(Spatial annotation entries)
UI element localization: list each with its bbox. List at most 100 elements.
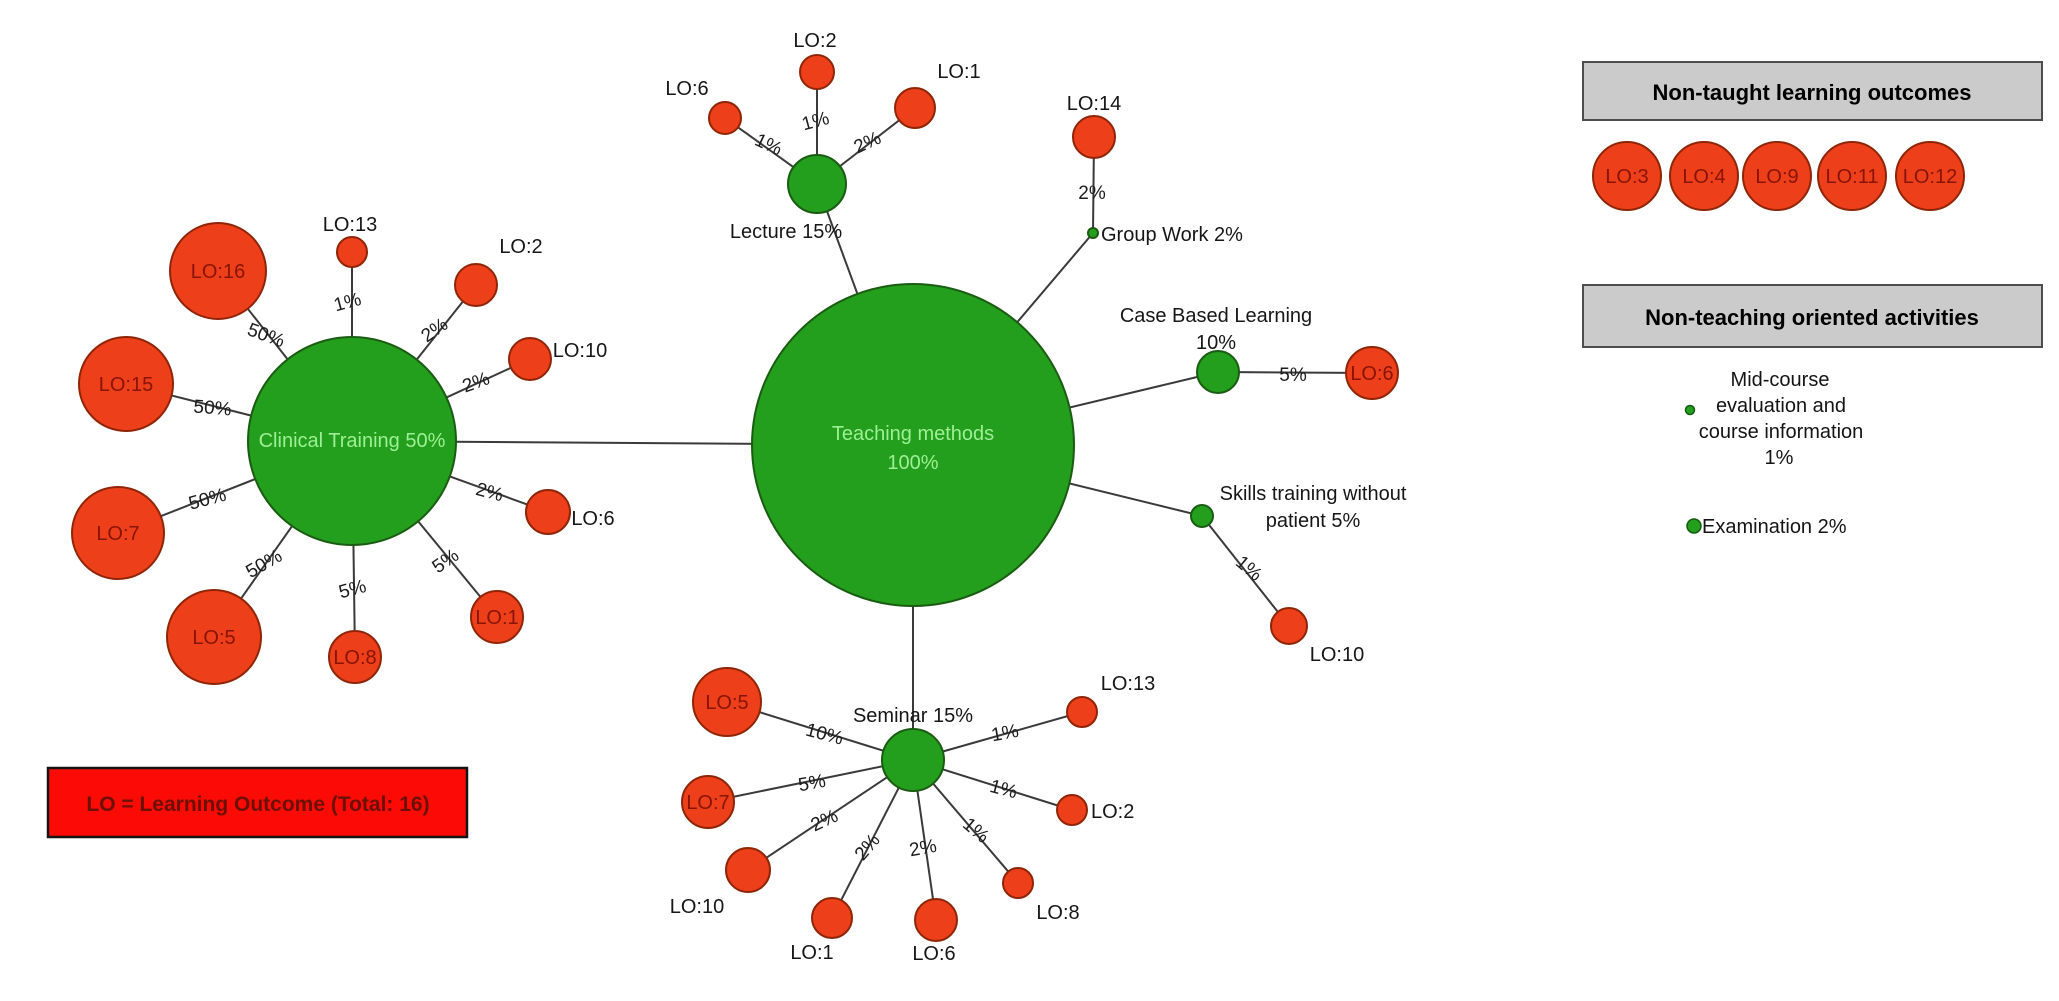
outcome-label-seminar-lo6: LO:6 xyxy=(912,943,955,965)
teaching-methods-label-line-2: 100% xyxy=(887,452,938,474)
edge-pct-clinical-training-lo5: 50% xyxy=(243,546,287,583)
edge-pct-clinical-training-lo2: 2% xyxy=(418,314,453,347)
edge-pct-clinical-training-lo13: 1% xyxy=(332,289,364,316)
non-teaching-panel: Non-teaching oriented activities Mid-cou… xyxy=(1582,284,2043,538)
non-taught-label-lo4: LO:4 xyxy=(1682,166,1725,188)
edge-pct-seminar-lo7: 5% xyxy=(797,771,828,796)
outcome-node-seminar-lo13 xyxy=(1066,696,1098,728)
outcome-node-seminar-lo2 xyxy=(1056,794,1088,826)
method-label-case-based-learning-2: 10% xyxy=(1196,332,1236,354)
method-label-clinical-training-1: Clinical Training 50% xyxy=(259,430,446,452)
outcome-label-seminar-lo10: LO:10 xyxy=(670,896,724,918)
outcome-node-seminar-lo7 xyxy=(681,775,735,829)
edge-pct-lecture-lo6: 1% xyxy=(751,130,785,161)
method-label-skills-training-2: patient 5% xyxy=(1266,510,1361,532)
outcome-label-lecture-lo1: LO:1 xyxy=(937,61,980,83)
outcome-label-clinical-training-lo8: LO:8 xyxy=(333,647,376,669)
outcome-node-clinical-training-lo8 xyxy=(328,630,382,684)
non-taught-header-title: Non-taught learning outcomes xyxy=(1653,80,1972,105)
mid-course-line-1: Mid-course xyxy=(1731,369,1830,391)
outcome-node-clinical-training-lo2 xyxy=(454,263,498,307)
outcome-node-clinical-training-lo13 xyxy=(336,236,368,268)
outcome-node-clinical-training-lo16 xyxy=(169,222,267,320)
edge-pct-group-work-lo14: 2% xyxy=(1078,183,1106,204)
outcome-label-lecture-lo2: LO:2 xyxy=(793,30,836,52)
edge-pct-seminar-lo5: 10% xyxy=(803,720,845,750)
mid-course-line-4: 1% xyxy=(1765,447,1794,469)
outcome-label-clinical-training-lo5: LO:5 xyxy=(192,627,235,649)
outcome-node-seminar-lo1 xyxy=(811,897,853,939)
mid-course-dot xyxy=(1684,404,1696,416)
outcome-label-seminar-lo5: LO:5 xyxy=(705,692,748,714)
outcome-label-seminar-lo2: LO:2 xyxy=(1091,801,1134,823)
non-taught-panel: Non-taught learning outcomes LO:3 LO:4 LO:… xyxy=(1582,61,2043,211)
outcome-node-clinical-training-lo15 xyxy=(78,336,174,432)
outcome-node-seminar-lo5 xyxy=(692,667,762,737)
edge-pct-seminar-lo6: 2% xyxy=(908,836,939,861)
outcome-label-seminar-lo1: LO:1 xyxy=(790,942,833,964)
edge-pct-skills-training-lo10: 1% xyxy=(1231,552,1266,586)
outcome-node-clinical-training-lo10 xyxy=(508,337,552,381)
legend: LO = Learning Outcome (Total: 16) xyxy=(46,766,469,839)
edge-pct-lecture-lo2: 1% xyxy=(800,108,832,135)
method-node-case-based-learning xyxy=(1196,350,1240,394)
node-layer xyxy=(71,54,1399,942)
outcome-label-case-based-learning-lo6: LO:6 xyxy=(1350,363,1393,385)
non-taught-header-box xyxy=(1582,61,2043,121)
examination-dot xyxy=(1686,518,1702,534)
mid-course-line-3: course information xyxy=(1699,421,1864,443)
method-label-group-work-1: Group Work 2% xyxy=(1101,224,1243,246)
outcome-label-seminar-lo7: LO:7 xyxy=(686,792,729,814)
non-taught-node-lo12 xyxy=(1895,141,1965,211)
non-taught-node-lo11 xyxy=(1817,141,1887,211)
edge-pct-clinical-training-lo8: 5% xyxy=(337,576,369,603)
legend-text: LO = Learning Outcome (Total: 16) xyxy=(86,793,429,816)
method-node-group-work xyxy=(1087,227,1099,239)
outcome-node-clinical-training-lo1 xyxy=(470,590,524,644)
non-taught-node-lo3 xyxy=(1592,141,1662,211)
non-taught-node-lo9 xyxy=(1742,141,1812,211)
non-taught-items: LO:3 LO:4 LO:9 LO:11 LO:12 xyxy=(1592,141,1965,211)
outcome-node-seminar-lo10 xyxy=(725,847,771,893)
method-node-lecture xyxy=(787,154,847,214)
outcome-label-clinical-training-lo1: LO:1 xyxy=(475,607,518,629)
outcome-label-seminar-lo8: LO:8 xyxy=(1036,902,1079,924)
non-taught-node-lo4 xyxy=(1669,141,1739,211)
method-label-lecture-1: Lecture 15% xyxy=(730,221,843,243)
method-node-seminar xyxy=(881,728,945,792)
edge-skills-training-lo10 xyxy=(1201,515,1290,627)
outcome-label-clinical-training-lo10: LO:10 xyxy=(553,340,607,362)
method-label-seminar-1: Seminar 15% xyxy=(853,705,973,727)
outcome-label-clinical-training-lo2: LO:2 xyxy=(499,236,542,258)
outcome-node-skills-training-lo10 xyxy=(1270,607,1308,645)
outcome-label-clinical-training-lo16: LO:16 xyxy=(191,261,245,283)
outcome-node-seminar-lo6 xyxy=(914,898,958,942)
outcome-node-group-work-lo14 xyxy=(1072,115,1116,159)
edge-pct-case-based-learning-lo6: 5% xyxy=(1279,365,1307,386)
edge-pct-clinical-training-lo7: 50% xyxy=(186,485,228,515)
outcome-node-lecture-lo1 xyxy=(894,87,936,129)
outcome-label-lecture-lo6: LO:6 xyxy=(665,78,708,100)
outcome-label-clinical-training-lo15: LO:15 xyxy=(99,374,153,396)
outcome-label-clinical-training-lo7: LO:7 xyxy=(96,523,139,545)
outcome-node-seminar-lo8 xyxy=(1002,867,1034,899)
outcome-node-case-based-learning-lo6 xyxy=(1345,346,1399,400)
edge-seminar-lo7 xyxy=(707,759,914,803)
outcome-label-skills-training-lo10: LO:10 xyxy=(1310,644,1364,666)
label-layer: Teaching methods 100% Lecture 15% LO:6 1% LO:… xyxy=(96,30,1406,965)
non-taught-label-lo9: LO:9 xyxy=(1755,166,1798,188)
method-label-case-based-learning-1: Case Based Learning xyxy=(1120,305,1312,327)
method-node-clinical-training xyxy=(247,336,457,546)
non-taught-label-lo3: LO:3 xyxy=(1605,166,1648,188)
edge-pct-seminar-lo2: 1% xyxy=(987,776,1019,803)
mid-course-line-2: evaluation and xyxy=(1716,395,1846,417)
teaching-methods-label-line-1: Teaching methods xyxy=(832,423,994,445)
legend-box xyxy=(46,766,469,839)
edge-pct-clinical-training-lo1: 5% xyxy=(429,545,464,578)
non-teaching-header-title: Non-teaching oriented activities xyxy=(1645,305,1979,330)
outcome-node-clinical-training-lo6 xyxy=(525,489,571,535)
edge-pct-clinical-training-lo16: 50% xyxy=(244,319,287,352)
outcome-label-group-work-lo14: LO:14 xyxy=(1067,93,1121,115)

_What to do:_ Pick out every line in the records above that contains the string "panel", and copy each one in full. Matching is case-sensitive.

_Exercise result:_
non-teaching-panel: Non-teaching oriented activities Mid-cou… xyxy=(1582,284,2043,538)
non-taught-panel: Non-taught learning outcomes LO:3 LO:4 LO:… xyxy=(1582,61,2043,211)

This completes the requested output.